● BRIEF: Where a line holds the string "through", return that line.

[Collected data entries]
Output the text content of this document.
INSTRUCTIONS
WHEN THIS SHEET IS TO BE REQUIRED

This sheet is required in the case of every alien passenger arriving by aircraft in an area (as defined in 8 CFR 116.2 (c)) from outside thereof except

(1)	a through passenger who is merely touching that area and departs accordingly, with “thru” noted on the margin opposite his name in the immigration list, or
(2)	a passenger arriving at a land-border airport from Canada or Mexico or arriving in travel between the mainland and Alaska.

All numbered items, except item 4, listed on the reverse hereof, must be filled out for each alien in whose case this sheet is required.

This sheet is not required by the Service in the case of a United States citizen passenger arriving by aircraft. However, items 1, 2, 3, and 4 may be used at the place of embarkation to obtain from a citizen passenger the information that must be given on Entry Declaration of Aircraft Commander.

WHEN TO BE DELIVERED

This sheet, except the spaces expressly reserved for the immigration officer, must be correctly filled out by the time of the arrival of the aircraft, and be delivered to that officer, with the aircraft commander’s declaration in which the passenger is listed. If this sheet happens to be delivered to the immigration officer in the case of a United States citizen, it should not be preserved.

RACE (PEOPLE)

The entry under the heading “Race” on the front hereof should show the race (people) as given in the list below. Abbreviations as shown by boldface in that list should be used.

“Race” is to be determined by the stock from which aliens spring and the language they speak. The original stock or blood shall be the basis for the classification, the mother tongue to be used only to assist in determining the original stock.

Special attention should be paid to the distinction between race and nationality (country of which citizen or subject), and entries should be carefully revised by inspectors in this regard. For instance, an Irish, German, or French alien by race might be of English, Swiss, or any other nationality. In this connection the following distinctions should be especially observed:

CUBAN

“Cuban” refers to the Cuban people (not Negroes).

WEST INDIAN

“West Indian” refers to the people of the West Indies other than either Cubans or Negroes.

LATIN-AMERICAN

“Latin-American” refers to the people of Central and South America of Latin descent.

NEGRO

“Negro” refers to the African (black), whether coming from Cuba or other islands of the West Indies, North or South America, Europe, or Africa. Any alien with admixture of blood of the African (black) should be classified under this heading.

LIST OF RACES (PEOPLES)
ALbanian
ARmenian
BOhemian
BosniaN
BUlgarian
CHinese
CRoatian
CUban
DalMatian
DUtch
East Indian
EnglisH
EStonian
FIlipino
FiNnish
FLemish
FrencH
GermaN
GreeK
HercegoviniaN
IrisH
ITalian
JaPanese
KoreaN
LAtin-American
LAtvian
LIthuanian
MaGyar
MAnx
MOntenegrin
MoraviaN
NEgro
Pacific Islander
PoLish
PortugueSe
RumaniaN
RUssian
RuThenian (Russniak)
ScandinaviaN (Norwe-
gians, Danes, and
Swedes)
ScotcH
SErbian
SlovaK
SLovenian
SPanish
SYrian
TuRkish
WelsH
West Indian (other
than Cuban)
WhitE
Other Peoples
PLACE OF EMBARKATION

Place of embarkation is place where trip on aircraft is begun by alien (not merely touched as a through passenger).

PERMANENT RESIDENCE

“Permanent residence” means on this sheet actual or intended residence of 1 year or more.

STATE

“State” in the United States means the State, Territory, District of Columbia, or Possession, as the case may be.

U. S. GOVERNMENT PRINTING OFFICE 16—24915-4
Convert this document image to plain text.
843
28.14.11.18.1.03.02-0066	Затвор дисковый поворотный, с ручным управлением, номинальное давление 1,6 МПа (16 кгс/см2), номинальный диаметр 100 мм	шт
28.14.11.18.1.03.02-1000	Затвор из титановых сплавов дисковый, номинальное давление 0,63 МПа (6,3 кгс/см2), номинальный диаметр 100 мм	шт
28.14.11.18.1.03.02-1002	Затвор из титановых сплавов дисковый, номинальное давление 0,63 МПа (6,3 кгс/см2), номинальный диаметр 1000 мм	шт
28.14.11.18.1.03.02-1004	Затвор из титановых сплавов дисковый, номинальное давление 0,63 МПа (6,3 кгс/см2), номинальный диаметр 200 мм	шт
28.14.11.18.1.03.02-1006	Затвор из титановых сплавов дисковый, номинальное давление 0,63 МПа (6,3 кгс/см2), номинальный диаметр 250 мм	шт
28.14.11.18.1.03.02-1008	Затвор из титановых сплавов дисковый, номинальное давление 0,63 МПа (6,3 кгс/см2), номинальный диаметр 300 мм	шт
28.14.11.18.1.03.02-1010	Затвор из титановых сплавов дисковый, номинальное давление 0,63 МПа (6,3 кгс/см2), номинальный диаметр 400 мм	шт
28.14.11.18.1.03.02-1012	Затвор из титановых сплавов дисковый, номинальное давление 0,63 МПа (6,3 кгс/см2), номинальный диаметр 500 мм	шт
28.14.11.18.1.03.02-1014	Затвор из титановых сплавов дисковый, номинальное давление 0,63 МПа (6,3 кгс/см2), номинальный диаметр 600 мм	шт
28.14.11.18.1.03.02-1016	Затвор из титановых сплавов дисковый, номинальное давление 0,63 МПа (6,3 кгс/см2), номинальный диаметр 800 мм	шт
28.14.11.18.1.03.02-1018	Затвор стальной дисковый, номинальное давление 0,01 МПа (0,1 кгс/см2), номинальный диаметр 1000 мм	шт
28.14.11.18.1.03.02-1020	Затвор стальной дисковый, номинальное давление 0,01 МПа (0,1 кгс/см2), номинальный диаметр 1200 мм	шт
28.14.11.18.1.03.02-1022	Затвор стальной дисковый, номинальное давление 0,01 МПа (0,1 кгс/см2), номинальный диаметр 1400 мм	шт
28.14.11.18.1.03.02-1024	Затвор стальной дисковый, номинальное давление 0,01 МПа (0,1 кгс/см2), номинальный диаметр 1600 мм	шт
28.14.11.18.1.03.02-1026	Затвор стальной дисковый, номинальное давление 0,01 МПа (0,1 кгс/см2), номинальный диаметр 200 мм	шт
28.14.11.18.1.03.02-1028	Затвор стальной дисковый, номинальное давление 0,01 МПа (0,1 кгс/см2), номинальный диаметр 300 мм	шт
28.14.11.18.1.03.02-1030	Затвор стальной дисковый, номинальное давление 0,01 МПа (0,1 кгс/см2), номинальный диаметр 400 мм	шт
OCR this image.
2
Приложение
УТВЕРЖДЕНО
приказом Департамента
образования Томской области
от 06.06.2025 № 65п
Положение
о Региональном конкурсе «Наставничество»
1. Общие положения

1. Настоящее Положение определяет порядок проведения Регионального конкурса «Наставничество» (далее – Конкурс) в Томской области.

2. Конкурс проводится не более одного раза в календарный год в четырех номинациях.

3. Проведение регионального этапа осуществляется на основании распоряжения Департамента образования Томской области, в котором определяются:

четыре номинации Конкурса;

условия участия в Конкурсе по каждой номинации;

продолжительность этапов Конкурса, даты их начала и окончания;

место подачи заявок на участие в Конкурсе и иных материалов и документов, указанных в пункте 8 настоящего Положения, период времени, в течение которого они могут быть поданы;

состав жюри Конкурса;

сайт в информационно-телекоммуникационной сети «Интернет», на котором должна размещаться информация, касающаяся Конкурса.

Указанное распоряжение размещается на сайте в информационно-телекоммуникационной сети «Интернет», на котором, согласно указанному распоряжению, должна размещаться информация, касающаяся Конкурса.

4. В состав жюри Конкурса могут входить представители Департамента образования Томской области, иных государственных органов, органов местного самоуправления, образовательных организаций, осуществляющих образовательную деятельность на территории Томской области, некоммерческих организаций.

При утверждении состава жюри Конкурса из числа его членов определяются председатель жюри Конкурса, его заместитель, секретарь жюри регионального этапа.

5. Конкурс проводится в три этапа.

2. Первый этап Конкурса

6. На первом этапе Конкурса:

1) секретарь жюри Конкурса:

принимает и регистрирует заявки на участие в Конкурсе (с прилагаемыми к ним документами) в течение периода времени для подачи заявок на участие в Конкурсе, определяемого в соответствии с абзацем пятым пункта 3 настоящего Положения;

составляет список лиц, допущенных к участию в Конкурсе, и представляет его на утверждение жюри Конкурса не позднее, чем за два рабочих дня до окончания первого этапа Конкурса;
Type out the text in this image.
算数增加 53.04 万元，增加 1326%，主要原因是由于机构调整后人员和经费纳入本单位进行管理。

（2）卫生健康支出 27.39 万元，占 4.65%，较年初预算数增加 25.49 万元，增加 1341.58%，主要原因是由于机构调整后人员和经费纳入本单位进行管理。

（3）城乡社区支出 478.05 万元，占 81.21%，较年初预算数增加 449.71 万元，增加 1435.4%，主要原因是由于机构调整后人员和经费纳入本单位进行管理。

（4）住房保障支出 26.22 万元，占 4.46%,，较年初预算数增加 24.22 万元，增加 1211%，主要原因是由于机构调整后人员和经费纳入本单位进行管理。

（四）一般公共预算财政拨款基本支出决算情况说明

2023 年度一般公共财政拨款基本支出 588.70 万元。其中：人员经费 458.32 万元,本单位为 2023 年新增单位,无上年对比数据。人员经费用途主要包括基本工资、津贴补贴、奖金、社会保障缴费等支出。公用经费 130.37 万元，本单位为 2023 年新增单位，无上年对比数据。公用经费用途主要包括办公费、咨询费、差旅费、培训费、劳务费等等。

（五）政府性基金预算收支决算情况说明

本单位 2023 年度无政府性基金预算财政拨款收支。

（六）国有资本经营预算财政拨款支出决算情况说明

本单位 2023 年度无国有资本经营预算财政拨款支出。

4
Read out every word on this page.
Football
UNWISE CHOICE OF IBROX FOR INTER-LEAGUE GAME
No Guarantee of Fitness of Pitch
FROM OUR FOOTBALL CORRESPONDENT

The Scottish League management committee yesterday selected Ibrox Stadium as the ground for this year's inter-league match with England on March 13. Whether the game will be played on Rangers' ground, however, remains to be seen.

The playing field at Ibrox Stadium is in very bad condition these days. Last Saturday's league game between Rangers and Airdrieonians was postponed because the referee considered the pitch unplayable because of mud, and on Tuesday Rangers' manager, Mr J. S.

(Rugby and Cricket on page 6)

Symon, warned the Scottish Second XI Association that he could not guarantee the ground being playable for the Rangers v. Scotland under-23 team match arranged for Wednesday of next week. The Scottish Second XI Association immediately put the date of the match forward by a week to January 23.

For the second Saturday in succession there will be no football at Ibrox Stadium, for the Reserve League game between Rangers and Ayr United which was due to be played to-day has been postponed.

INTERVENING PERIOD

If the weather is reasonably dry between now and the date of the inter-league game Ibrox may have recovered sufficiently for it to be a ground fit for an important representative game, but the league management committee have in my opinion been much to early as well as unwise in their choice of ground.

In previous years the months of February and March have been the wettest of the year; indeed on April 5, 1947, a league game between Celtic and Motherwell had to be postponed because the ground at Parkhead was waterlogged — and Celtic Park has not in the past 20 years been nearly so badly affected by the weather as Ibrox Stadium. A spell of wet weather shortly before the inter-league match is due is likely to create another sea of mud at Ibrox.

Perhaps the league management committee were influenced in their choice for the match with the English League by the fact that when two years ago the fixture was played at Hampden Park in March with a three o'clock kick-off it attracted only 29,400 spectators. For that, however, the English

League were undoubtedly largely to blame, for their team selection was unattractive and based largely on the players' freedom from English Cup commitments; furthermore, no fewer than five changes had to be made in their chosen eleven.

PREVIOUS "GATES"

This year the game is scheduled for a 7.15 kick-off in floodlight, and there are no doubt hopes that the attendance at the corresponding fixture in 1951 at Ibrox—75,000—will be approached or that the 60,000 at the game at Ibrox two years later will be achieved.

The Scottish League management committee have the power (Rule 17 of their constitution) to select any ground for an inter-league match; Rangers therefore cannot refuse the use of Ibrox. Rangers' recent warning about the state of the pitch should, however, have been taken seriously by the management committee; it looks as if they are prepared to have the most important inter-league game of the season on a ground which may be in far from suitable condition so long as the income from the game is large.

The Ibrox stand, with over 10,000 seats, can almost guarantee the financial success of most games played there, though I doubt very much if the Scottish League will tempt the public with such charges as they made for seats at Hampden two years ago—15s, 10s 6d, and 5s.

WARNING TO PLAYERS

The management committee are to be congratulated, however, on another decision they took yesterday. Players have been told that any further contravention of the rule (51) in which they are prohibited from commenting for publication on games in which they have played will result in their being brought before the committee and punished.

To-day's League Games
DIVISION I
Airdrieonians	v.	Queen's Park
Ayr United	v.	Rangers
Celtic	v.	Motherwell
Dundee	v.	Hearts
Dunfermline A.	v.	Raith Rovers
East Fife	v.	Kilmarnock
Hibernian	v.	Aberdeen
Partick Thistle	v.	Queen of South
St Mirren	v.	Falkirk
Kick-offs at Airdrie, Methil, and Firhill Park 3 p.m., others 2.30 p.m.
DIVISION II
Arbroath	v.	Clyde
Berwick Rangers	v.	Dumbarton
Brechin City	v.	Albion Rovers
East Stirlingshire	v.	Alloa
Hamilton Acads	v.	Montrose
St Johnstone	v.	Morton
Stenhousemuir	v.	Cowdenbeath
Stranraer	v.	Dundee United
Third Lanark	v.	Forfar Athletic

● THE ANSWER:
(1)	a through passenger who is merely touching that area and departs accordingly, with “thru” noted on the margin opposite his name in the immigration list, or
Place of embarkation is place where trip on aircraft is begun by alien (not merely touched as a through passenger).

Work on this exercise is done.